* Start *
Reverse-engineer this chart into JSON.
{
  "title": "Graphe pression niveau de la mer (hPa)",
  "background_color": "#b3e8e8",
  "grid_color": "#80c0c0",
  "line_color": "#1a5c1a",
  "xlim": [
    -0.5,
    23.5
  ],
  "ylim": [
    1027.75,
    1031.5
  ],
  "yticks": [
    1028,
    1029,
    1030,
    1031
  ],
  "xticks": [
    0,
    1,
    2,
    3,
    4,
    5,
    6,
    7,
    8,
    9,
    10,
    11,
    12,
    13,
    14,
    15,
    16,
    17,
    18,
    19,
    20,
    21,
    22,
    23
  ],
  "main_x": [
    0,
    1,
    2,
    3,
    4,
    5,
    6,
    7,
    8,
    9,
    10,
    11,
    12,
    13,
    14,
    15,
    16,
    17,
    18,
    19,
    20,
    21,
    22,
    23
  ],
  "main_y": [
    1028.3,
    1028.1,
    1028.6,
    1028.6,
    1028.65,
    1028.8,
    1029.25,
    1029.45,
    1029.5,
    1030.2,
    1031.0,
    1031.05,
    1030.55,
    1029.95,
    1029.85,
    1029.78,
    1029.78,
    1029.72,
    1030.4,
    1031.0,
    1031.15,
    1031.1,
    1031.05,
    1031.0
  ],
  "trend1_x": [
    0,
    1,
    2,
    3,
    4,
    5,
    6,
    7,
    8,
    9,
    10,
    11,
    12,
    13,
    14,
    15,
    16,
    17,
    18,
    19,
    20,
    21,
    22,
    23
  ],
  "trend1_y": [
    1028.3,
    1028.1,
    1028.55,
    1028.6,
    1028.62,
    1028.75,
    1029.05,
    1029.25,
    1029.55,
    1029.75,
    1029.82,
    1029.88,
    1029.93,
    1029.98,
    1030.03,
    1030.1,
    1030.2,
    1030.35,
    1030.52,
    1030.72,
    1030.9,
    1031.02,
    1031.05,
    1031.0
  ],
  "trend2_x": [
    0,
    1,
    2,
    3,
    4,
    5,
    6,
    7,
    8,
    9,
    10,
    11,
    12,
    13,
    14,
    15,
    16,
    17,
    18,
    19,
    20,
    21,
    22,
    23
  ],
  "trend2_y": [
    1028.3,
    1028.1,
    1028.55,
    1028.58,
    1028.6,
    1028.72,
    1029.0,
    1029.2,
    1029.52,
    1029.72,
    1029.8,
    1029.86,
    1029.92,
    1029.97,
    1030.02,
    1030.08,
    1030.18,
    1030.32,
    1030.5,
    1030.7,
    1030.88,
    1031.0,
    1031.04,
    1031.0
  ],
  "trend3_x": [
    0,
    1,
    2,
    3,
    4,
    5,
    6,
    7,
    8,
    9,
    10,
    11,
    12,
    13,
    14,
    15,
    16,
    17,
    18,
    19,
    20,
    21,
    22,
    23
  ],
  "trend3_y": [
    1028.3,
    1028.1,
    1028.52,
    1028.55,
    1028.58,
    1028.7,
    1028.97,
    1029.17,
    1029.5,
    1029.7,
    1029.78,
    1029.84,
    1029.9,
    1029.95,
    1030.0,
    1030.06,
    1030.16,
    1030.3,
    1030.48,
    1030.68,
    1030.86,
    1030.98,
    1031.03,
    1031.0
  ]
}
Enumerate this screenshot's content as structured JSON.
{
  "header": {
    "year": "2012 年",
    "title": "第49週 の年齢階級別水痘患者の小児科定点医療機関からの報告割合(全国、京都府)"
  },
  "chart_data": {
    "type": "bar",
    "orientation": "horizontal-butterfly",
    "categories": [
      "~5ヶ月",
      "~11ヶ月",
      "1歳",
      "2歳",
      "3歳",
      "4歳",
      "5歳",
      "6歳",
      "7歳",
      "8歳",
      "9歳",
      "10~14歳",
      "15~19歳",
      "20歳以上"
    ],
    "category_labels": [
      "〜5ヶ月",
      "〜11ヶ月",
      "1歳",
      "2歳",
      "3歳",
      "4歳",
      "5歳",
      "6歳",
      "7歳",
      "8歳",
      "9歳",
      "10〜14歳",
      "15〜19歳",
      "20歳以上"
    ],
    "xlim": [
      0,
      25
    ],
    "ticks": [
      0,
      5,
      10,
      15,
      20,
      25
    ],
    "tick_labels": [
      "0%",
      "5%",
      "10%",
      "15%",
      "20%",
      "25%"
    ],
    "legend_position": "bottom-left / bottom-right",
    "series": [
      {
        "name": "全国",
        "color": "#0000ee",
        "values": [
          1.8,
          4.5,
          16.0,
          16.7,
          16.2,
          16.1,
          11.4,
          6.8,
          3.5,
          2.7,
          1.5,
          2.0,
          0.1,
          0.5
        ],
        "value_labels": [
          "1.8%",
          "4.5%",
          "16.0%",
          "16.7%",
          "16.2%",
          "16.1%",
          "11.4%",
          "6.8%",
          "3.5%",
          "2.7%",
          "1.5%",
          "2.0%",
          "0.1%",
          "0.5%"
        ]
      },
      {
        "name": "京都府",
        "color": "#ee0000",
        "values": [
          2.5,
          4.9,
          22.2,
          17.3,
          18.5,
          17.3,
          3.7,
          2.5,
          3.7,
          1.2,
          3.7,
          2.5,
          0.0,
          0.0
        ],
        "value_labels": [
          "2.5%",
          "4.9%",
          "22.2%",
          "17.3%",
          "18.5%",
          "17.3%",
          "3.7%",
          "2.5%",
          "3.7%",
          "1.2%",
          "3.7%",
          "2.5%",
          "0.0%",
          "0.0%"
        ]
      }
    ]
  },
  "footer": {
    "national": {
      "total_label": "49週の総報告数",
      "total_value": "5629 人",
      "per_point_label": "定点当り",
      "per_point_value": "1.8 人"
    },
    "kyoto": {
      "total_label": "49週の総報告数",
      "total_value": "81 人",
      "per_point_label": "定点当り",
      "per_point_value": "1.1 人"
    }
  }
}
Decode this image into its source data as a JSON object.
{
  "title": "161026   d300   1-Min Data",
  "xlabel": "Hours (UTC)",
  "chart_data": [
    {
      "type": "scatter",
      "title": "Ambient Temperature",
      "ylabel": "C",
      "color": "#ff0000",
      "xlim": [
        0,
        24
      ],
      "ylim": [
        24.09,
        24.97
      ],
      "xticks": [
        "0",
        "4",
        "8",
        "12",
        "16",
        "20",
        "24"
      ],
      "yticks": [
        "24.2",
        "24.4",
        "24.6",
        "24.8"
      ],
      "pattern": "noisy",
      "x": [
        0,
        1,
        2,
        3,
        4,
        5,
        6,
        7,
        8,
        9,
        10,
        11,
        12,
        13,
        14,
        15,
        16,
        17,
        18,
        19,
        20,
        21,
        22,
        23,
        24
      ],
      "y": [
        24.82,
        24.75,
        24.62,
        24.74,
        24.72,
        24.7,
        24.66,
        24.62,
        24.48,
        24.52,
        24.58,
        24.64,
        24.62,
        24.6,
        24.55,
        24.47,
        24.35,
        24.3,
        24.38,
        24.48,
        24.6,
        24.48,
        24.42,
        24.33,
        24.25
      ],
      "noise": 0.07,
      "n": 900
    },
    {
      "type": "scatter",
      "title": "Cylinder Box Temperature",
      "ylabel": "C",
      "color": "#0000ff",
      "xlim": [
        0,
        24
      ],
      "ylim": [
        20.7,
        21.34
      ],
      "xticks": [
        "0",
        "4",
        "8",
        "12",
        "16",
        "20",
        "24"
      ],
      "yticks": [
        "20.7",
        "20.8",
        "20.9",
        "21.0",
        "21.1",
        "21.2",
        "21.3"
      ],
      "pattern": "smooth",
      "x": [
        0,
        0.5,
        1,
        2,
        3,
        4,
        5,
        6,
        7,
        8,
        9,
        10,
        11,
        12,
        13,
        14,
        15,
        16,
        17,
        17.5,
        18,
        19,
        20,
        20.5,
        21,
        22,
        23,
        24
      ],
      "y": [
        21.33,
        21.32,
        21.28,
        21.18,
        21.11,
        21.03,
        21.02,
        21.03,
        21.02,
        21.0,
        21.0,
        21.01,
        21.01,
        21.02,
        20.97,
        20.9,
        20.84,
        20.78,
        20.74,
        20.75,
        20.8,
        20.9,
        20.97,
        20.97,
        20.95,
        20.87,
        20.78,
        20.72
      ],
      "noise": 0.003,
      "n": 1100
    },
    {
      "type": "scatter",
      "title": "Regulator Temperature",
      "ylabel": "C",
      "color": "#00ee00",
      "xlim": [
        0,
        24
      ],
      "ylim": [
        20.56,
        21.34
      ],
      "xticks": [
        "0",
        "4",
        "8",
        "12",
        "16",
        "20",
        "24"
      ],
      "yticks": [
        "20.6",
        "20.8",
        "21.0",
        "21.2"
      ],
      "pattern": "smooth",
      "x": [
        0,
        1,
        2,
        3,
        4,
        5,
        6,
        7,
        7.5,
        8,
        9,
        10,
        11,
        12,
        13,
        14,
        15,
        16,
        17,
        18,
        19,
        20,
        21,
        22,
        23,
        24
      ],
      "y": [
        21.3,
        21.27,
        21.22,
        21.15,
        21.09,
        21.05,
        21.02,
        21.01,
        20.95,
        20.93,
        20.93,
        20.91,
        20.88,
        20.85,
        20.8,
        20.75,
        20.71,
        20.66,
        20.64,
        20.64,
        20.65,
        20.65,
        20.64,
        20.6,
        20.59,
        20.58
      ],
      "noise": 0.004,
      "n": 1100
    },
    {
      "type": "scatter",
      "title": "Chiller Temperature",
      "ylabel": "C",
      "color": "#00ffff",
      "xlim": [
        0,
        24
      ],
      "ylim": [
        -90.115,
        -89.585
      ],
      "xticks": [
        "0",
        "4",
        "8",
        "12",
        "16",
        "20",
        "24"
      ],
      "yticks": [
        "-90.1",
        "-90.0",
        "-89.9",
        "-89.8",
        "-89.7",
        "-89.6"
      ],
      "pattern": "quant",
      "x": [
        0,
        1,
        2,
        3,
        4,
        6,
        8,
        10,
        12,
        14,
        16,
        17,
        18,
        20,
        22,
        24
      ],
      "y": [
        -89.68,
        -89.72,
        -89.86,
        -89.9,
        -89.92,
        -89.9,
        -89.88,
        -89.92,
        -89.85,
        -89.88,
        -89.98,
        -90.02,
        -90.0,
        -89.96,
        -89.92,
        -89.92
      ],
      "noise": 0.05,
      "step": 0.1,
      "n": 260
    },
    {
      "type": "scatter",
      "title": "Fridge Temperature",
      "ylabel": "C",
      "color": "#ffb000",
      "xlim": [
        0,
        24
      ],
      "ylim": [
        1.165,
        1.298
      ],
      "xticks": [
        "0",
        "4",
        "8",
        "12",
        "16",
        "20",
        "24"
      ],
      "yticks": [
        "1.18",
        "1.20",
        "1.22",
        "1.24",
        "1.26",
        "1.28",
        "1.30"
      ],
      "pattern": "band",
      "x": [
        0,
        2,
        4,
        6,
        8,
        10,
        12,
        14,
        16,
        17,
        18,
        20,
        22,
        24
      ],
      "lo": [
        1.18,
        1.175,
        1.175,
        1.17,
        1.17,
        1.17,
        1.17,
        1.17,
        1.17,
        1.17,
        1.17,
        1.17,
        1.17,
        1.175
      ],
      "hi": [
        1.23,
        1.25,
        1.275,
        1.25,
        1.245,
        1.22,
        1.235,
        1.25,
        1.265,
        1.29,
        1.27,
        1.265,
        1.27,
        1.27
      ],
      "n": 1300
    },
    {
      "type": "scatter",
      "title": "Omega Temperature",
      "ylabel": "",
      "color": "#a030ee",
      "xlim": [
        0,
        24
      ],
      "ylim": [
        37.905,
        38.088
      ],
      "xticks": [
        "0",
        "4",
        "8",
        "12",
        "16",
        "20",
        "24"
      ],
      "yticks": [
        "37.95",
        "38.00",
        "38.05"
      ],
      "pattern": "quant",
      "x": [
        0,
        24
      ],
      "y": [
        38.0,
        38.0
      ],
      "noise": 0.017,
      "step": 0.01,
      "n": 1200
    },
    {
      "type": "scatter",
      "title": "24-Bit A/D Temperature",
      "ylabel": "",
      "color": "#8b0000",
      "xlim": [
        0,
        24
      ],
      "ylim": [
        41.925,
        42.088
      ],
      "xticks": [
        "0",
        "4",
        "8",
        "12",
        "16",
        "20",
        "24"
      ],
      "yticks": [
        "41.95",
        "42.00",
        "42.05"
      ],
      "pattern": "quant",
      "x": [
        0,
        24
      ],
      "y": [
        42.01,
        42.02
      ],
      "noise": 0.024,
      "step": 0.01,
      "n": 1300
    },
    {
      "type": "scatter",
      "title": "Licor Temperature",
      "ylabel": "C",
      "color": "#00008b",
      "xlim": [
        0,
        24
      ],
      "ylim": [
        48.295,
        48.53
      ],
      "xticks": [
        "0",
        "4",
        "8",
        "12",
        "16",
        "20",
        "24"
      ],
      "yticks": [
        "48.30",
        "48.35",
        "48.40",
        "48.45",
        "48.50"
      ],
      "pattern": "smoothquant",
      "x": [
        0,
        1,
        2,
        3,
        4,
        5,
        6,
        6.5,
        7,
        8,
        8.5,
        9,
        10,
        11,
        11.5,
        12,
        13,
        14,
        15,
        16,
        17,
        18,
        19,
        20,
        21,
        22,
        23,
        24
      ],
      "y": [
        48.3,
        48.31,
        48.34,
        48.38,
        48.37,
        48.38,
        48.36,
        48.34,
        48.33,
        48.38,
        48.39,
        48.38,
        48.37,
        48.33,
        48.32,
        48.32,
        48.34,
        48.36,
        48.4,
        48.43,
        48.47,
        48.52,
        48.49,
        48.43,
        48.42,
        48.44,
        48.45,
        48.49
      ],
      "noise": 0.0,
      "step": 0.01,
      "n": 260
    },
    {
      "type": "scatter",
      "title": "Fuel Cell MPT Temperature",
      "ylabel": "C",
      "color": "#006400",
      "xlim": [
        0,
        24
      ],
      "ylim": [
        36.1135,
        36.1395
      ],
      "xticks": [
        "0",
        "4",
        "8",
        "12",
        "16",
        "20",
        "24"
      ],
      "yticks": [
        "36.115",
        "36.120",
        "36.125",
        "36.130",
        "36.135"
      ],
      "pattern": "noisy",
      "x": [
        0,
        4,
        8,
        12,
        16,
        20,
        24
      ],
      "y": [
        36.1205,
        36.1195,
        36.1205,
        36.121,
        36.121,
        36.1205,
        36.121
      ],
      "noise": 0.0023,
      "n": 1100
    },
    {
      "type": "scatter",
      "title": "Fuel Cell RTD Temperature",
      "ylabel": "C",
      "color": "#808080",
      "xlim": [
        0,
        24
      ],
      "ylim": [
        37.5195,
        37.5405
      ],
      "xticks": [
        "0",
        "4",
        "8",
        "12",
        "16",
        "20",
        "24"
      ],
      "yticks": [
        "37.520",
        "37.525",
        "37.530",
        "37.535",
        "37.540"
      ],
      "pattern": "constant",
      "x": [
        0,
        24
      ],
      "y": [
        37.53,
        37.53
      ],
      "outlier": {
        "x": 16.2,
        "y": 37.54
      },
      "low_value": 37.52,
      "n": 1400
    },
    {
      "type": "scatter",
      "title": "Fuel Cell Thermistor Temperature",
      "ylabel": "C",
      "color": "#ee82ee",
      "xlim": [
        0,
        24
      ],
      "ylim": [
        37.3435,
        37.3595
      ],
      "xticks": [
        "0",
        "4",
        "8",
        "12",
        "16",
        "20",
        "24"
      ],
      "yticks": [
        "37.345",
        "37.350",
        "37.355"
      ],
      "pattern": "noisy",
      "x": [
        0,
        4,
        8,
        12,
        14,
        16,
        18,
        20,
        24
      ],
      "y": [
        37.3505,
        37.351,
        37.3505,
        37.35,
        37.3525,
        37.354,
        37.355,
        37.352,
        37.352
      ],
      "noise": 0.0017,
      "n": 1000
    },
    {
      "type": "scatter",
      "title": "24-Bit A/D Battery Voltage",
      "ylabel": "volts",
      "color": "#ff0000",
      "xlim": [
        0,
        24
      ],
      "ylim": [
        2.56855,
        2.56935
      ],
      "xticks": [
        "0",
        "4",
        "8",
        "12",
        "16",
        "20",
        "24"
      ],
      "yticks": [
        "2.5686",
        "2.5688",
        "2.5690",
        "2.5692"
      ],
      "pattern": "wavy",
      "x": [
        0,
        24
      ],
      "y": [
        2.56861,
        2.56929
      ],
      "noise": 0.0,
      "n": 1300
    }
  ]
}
* End *
Required task: Make a tally of the lines in this data that include the string "Fuel", and answer with that tally alone.

Correct answer: 3